> [What is expected] Give back the whole listing exactly as shown.

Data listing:
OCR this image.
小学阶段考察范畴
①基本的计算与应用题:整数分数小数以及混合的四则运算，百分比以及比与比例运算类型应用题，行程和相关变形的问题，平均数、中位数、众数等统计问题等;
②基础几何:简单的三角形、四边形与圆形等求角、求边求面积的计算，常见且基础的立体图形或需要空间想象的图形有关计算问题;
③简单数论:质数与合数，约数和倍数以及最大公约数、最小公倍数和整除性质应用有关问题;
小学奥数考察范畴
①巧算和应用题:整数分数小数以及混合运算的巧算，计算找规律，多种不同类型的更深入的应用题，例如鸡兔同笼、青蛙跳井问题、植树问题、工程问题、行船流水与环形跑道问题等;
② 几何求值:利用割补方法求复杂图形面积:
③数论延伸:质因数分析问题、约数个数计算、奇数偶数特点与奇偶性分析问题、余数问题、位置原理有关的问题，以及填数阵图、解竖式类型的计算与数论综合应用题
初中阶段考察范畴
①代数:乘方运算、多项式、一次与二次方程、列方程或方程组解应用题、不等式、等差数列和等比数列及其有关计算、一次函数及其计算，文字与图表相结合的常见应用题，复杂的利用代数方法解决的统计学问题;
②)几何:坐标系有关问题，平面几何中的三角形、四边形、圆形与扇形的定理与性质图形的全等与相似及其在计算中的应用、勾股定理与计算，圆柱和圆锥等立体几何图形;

> [Solution to this exercise]
OCR this image.
小学阶段考察范畴
①基本的计算与应用题:整数分数小数以及混合的四则运算，百分比以及比与比例运算类型应用题，行程和相关变形的问题，平均数、中位数、众数等统计问题等;
②基础几何:简单的三角形、四边形与圆形等求角、求边求面积的计算，常见且基础的立体图形或需要空间想象的图形有关计算问题;
③简单数论:质数与合数，约数和倍数以及最大公约数、最小公倍数和整除性质应用有关问题;
小学奥数考察范畴
①巧算和应用题:整数分数小数以及混合运算的巧算，计算找规律，多种不同类型的更深入的应用题，例如鸡兔同笼、青蛙跳井问题、植树问题、工程问题、行船流水与环形跑道问题等;
② 几何求值:利用割补方法求复杂图形面积:
③数论延伸:质因数分析问题、约数个数计算、奇数偶数特点与奇偶性分析问题、余数问题、位置原理有关的问题，以及填数阵图、解竖式类型的计算与数论综合应用题
初中阶段考察范畴
①代数:乘方运算、多项式、一次与二次方程、列方程或方程组解应用题、不等式、等差数列和等比数列及其有关计算、一次函数及其计算，文字与图表相结合的常见应用题，复杂的利用代数方法解决的统计学问题;
②)几何:坐标系有关问题，平面几何中的三角形、四边形、圆形与扇形的定理与性质图形的全等与相似及其在计算中的应用、勾股定理与计算，圆柱和圆锥等立体几何图形;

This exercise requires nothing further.